━━ TEXTO PROPORCIONADO

Las costas de Ramatuelle y Saint Tropez han sido el epicentro de un descubrimiento sin precedentes en Francia, ya que a unos 2.567 metros de profundidad, un equipo de la marina francesa encontró un barco del siglo XVI, convirtiéndose en el naufragio encontrado a mayor profundidad en territorio francés.
El hallazgo fue posible debido a que un equipo de la marina francesa realizaba trabajos de observación en las profundidades del Mediterráneo, cuando se toparon con una estructura de gran tamaño que les llevó a contactar con arqueólogos.
Gracias a la tecnología de punta puesta a disposición de los científicos, lograron observar que se trata de un navío que mide cerca de 30 metros con una manga de 7 metros. En el interior del navío hallaron seis cañones de artillería naval, lo que indica un importante navío comercial.
De igual manera, los arqueólogos dieron con numerosos fragmentos de cerámica, una colección de platos amarillos, y varias piezas de hierro presumiblemente para hacer herramientas, se trataba de materiales de exportación.
El navío parece provenir de Italia específicamente la región de Liguria, ya que varios elementos ornamentales junto a la técnica de fabricación del barco corroboran el origen, y que fue hecho en el siglo XVI.

━━━━
━━ MATERIAL EXTRAÍDO

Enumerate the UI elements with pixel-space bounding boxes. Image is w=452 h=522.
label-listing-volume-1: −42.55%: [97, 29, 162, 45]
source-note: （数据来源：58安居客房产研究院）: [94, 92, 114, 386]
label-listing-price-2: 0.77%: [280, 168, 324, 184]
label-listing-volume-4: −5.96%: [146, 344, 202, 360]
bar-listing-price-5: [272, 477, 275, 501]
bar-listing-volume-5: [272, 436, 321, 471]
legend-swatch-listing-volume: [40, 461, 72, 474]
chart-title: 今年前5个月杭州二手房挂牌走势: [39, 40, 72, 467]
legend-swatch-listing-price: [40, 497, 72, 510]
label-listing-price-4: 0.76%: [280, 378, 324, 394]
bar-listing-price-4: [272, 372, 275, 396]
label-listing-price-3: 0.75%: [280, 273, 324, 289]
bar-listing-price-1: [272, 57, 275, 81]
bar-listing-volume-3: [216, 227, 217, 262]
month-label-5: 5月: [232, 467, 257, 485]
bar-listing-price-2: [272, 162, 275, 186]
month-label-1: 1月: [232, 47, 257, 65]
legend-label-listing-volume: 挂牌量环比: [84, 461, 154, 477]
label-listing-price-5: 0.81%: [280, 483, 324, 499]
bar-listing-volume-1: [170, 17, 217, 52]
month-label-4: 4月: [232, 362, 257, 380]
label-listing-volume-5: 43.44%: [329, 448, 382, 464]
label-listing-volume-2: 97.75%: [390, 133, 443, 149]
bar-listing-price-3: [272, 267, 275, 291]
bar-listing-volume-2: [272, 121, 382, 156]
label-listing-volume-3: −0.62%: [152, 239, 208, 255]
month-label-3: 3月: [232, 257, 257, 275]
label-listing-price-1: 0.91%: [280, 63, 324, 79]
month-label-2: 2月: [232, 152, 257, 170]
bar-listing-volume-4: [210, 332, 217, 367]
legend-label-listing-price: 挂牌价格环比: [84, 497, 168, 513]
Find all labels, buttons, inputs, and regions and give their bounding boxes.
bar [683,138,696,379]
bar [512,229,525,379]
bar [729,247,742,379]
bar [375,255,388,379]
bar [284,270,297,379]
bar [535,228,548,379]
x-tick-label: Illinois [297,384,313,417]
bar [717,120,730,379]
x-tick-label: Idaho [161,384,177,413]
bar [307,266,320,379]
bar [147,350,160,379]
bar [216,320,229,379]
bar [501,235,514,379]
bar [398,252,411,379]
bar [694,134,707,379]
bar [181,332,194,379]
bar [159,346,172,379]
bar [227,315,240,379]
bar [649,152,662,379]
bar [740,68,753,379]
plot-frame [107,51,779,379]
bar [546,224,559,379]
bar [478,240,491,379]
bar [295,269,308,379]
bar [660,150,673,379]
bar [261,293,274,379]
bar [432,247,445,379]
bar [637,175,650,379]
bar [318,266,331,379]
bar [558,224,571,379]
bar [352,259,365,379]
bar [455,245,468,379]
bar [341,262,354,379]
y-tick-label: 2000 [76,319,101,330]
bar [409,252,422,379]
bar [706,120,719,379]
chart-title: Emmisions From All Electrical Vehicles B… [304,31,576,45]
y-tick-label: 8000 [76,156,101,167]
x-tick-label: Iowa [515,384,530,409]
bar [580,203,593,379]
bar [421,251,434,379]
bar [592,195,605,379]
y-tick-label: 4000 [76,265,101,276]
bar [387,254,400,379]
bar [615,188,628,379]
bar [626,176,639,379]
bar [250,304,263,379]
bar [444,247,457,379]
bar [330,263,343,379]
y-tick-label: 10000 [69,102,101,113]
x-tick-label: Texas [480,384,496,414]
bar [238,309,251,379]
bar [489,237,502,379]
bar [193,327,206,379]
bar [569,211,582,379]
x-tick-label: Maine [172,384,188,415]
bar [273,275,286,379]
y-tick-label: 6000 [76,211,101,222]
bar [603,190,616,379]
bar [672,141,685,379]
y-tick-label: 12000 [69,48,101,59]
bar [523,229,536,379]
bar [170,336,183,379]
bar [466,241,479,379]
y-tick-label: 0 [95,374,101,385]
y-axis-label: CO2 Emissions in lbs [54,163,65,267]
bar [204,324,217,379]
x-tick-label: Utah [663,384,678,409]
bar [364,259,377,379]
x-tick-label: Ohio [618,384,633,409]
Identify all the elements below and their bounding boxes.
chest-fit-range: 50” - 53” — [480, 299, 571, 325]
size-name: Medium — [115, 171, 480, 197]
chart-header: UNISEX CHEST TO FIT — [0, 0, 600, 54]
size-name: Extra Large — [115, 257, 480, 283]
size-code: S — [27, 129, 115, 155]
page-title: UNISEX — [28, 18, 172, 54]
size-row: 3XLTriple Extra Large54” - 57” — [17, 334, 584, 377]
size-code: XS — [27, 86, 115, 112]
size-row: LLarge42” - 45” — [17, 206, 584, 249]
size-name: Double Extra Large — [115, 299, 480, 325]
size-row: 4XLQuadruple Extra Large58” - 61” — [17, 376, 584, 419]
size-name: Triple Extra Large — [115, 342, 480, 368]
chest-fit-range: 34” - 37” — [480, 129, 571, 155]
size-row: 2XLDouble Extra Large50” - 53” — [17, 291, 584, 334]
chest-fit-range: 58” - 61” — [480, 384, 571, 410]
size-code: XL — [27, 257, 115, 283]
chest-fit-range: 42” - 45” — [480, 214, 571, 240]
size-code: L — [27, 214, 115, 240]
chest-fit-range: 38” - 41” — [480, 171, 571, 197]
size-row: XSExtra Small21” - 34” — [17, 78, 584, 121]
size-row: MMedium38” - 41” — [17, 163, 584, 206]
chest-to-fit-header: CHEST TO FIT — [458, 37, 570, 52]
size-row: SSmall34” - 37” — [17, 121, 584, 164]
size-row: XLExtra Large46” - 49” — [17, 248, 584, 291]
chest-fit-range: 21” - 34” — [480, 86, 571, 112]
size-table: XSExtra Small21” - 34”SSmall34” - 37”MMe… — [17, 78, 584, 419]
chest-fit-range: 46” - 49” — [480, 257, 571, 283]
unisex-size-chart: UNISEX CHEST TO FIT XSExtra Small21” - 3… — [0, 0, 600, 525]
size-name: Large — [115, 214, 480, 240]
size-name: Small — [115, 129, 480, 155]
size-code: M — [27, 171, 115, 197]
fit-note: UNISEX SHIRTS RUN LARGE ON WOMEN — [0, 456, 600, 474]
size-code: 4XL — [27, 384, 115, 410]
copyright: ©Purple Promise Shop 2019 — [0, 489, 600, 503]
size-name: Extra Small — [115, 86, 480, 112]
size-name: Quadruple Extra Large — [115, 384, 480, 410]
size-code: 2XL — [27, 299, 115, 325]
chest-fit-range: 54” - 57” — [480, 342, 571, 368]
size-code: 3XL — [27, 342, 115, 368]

━━━━

#### LISTA DE ACTIVIDADES:
**a.** Según el texto sobre el naufragio, ¿a qué profundidad se encontró el barco del siglo XVI?
**b.** Reproduce del texto sobre el naufragio el fragmento que va desde "Las costas de" hasta "importante navío comercial.", ambos incluidos.
**c.** Explica en una a tres oraciones por qué el texto sobre el naufragio afirma que el navío parece provenir de la región italiana de Liguria.

#### RESPUESTAS DE ACTIVIDADES:
**a.** A unos 2.567 metros de profundidad.

**b.**
Las costas de Ramatuelle y Saint Tropez han sido el epicentro de un descubrimiento sin precedentes en Francia, ya que a unos 2.567 metros de profundidad, un equipo de la marina francesa encontró un barco del siglo XVI, convirtiéndose en el naufragio encontrado a mayor profundidad en territorio francés.
El hallazgo fue posible debido a que un equipo de la marina francesa realizaba trabajos de observación en las profundidades del Mediterráneo, cuando se toparon con una estructura de gran tamaño que les llevó a contactar con arqueólogos.
Gracias a la tecnología de punta puesta a disposición de los científicos, lograron observar que se trata de un navío que mide cerca de 30 metros con una manga de 7 metros. En el interior del navío hallaron seis cañones de artillería naval, lo que indica un importante navío comercial.

**c.** Varios elementos ornamentales, junto con la técnica de fabricación del barco, corroboran ese origen.